** THE TASK **
What follows is a set of records; repeat all of them exactly.

** STORED ROWS **

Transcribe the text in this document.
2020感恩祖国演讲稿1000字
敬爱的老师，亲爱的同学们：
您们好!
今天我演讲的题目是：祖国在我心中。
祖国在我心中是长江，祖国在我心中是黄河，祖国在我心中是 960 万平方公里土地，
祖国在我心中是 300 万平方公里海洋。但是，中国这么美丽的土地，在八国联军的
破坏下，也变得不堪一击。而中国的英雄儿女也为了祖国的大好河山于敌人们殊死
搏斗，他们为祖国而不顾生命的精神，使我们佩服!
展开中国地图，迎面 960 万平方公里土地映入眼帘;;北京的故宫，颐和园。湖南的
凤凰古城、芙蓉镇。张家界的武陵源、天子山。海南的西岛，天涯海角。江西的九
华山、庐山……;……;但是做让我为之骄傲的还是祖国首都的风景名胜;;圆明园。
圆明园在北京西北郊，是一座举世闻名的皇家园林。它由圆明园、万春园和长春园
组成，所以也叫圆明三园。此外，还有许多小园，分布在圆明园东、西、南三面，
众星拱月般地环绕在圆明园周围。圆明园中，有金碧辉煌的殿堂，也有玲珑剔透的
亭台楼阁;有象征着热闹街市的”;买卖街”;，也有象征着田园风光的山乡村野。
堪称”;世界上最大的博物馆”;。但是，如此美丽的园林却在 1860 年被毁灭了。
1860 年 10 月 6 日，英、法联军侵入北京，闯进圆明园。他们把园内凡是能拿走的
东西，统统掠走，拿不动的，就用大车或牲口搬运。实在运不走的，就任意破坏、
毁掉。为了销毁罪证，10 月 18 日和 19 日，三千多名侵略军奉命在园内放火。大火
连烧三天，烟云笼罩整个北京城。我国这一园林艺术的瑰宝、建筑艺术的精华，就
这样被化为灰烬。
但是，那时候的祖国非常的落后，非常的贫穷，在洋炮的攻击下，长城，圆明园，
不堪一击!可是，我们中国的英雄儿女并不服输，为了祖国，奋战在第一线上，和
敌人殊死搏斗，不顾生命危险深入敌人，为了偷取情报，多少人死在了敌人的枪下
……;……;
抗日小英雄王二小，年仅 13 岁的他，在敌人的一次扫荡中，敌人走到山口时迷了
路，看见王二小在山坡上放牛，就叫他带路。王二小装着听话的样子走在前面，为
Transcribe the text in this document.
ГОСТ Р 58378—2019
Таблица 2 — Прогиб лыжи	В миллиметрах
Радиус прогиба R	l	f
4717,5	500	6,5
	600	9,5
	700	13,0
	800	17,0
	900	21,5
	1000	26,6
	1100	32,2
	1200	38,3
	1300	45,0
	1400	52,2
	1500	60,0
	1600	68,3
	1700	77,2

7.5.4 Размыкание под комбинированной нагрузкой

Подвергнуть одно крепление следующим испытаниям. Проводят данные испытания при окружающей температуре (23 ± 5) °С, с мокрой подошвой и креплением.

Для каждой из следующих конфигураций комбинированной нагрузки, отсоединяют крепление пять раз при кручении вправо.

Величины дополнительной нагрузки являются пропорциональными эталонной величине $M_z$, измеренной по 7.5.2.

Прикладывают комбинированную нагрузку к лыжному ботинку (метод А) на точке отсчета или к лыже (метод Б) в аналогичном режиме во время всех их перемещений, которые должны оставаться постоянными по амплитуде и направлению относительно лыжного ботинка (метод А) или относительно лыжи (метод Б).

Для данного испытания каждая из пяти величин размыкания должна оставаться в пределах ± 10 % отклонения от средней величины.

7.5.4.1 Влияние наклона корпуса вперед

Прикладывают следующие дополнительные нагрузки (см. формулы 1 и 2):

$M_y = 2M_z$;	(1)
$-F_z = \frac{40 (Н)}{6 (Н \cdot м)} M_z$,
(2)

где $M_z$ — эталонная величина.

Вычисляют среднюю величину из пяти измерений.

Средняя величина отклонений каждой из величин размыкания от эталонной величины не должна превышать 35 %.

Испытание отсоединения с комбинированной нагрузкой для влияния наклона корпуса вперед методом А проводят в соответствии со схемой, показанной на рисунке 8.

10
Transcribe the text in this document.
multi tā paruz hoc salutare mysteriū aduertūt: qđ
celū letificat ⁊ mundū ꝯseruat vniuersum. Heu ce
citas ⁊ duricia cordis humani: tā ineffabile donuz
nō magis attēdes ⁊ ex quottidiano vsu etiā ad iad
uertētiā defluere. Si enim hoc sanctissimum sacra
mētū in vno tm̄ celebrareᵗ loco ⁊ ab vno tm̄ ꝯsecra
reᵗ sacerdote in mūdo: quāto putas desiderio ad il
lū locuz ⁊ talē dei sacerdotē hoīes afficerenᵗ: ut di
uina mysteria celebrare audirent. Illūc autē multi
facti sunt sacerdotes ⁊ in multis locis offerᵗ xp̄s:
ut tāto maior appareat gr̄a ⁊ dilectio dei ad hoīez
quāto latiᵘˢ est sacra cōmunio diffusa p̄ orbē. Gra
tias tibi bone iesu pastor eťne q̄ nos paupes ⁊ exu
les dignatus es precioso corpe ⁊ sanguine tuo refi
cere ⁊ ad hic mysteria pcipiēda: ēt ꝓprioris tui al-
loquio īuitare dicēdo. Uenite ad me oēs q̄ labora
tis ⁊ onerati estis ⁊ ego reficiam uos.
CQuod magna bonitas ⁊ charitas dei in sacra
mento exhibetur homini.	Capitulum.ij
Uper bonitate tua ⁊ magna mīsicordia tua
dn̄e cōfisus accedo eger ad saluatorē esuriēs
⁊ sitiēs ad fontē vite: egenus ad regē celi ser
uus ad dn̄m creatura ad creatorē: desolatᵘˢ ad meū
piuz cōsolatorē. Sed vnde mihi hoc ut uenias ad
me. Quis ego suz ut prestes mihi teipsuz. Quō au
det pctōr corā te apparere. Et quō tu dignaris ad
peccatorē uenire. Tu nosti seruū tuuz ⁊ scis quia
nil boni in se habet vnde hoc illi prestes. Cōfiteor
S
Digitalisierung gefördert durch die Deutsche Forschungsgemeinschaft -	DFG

** FULL ANSWER **
Transcribe the text in this document.
2020感恩祖国演讲稿1000字
敬爱的老师，亲爱的同学们：
您们好!
今天我演讲的题目是：祖国在我心中。
祖国在我心中是长江，祖国在我心中是黄河，祖国在我心中是 960 万平方公里土地，
祖国在我心中是 300 万平方公里海洋。但是，中国这么美丽的土地，在八国联军的
破坏下，也变得不堪一击。而中国的英雄儿女也为了祖国的大好河山于敌人们殊死
搏斗，他们为祖国而不顾生命的精神，使我们佩服!
展开中国地图，迎面 960 万平方公里土地映入眼帘;;北京的故宫，颐和园。湖南的
凤凰古城、芙蓉镇。张家界的武陵源、天子山。海南的西岛，天涯海角。江西的九
华山、庐山……;……;但是做让我为之骄傲的还是祖国首都的风景名胜;;圆明园。
圆明园在北京西北郊，是一座举世闻名的皇家园林。它由圆明园、万春园和长春园
组成，所以也叫圆明三园。此外，还有许多小园，分布在圆明园东、西、南三面，
众星拱月般地环绕在圆明园周围。圆明园中，有金碧辉煌的殿堂，也有玲珑剔透的
亭台楼阁;有象征着热闹街市的”;买卖街”;，也有象征着田园风光的山乡村野。
堪称”;世界上最大的博物馆”;。但是，如此美丽的园林却在 1860 年被毁灭了。
1860 年 10 月 6 日，英、法联军侵入北京，闯进圆明园。他们把园内凡是能拿走的
东西，统统掠走，拿不动的，就用大车或牲口搬运。实在运不走的，就任意破坏、
毁掉。为了销毁罪证，10 月 18 日和 19 日，三千多名侵略军奉命在园内放火。大火
连烧三天，烟云笼罩整个北京城。我国这一园林艺术的瑰宝、建筑艺术的精华，就
这样被化为灰烬。
但是，那时候的祖国非常的落后，非常的贫穷，在洋炮的攻击下，长城，圆明园，
不堪一击!可是，我们中国的英雄儿女并不服输，为了祖国，奋战在第一线上，和
敌人殊死搏斗，不顾生命危险深入敌人，为了偷取情报，多少人死在了敌人的枪下
……;……;
抗日小英雄王二小，年仅 13 岁的他，在敌人的一次扫荡中，敌人走到山口时迷了
路，看见王二小在山坡上放牛，就叫他带路。王二小装着听话的样子走在前面，为
Transcribe the text in this document.
ГОСТ Р 58378—2019
Таблица 2 — Прогиб лыжи	В миллиметрах
Радиус прогиба R	l	f
4717,5	500	6,5
	600	9,5
	700	13,0
	800	17,0
	900	21,5
	1000	26,6
	1100	32,2
	1200	38,3
	1300	45,0
	1400	52,2
	1500	60,0
	1600	68,3
	1700	77,2

7.5.4 Размыкание под комбинированной нагрузкой

Подвергнуть одно крепление следующим испытаниям. Проводят данные испытания при окружающей температуре (23 ± 5) °С, с мокрой подошвой и креплением.

Для каждой из следующих конфигураций комбинированной нагрузки, отсоединяют крепление пять раз при кручении вправо.

Величины дополнительной нагрузки являются пропорциональными эталонной величине $M_z$, измеренной по 7.5.2.

Прикладывают комбинированную нагрузку к лыжному ботинку (метод А) на точке отсчета или к лыже (метод Б) в аналогичном режиме во время всех их перемещений, которые должны оставаться постоянными по амплитуде и направлению относительно лыжного ботинка (метод А) или относительно лыжи (метод Б).

Для данного испытания каждая из пяти величин размыкания должна оставаться в пределах ± 10 % отклонения от средней величины.

7.5.4.1 Влияние наклона корпуса вперед

Прикладывают следующие дополнительные нагрузки (см. формулы 1 и 2):

$M_y = 2M_z$;	(1)
$-F_z = \frac{40 (Н)}{6 (Н \cdot м)} M_z$,
(2)

где $M_z$ — эталонная величина.

Вычисляют среднюю величину из пяти измерений.

Средняя величина отклонений каждой из величин размыкания от эталонной величины не должна превышать 35 %.

Испытание отсоединения с комбинированной нагрузкой для влияния наклона корпуса вперед методом А проводят в соответствии со схемой, показанной на рисунке 8.

10
Transcribe the text in this document.
multi tā paruz hoc salutare mysteriū aduertūt: qđ
celū letificat ⁊ mundū ꝯseruat vniuersum. Heu ce
citas ⁊ duricia cordis humani: tā ineffabile donuz
nō magis attēdes ⁊ ex quottidiano vsu etiā ad iad
uertētiā defluere. Si enim hoc sanctissimum sacra
mētū in vno tm̄ celebrareᵗ loco ⁊ ab vno tm̄ ꝯsecra
reᵗ sacerdote in mūdo: quāto putas desiderio ad il
lū locuz ⁊ talē dei sacerdotē hoīes afficerenᵗ: ut di
uina mysteria celebrare audirent. Illūc autē multi
facti sunt sacerdotes ⁊ in multis locis offerᵗ xp̄s:
ut tāto maior appareat gr̄a ⁊ dilectio dei ad hoīez
quāto latiᵘˢ est sacra cōmunio diffusa p̄ orbē. Gra
tias tibi bone iesu pastor eťne q̄ nos paupes ⁊ exu
les dignatus es precioso corpe ⁊ sanguine tuo refi
cere ⁊ ad hic mysteria pcipiēda: ēt ꝓprioris tui al-
loquio īuitare dicēdo. Uenite ad me oēs q̄ labora
tis ⁊ onerati estis ⁊ ego reficiam uos.
CQuod magna bonitas ⁊ charitas dei in sacra
mento exhibetur homini.	Capitulum.ij
Uper bonitate tua ⁊ magna mīsicordia tua
dn̄e cōfisus accedo eger ad saluatorē esuriēs
⁊ sitiēs ad fontē vite: egenus ad regē celi ser
uus ad dn̄m creatura ad creatorē: desolatᵘˢ ad meū
piuz cōsolatorē. Sed vnde mihi hoc ut uenias ad
me. Quis ego suz ut prestes mihi teipsuz. Quō au
det pctōr corā te apparere. Et quō tu dignaris ad
peccatorē uenire. Tu nosti seruū tuuz ⁊ scis quia
nil boni in se habet vnde hoc illi prestes. Cōfiteor
S
Digitalisierung gefördert durch die Deutsche Forschungsgemeinschaft -	DFG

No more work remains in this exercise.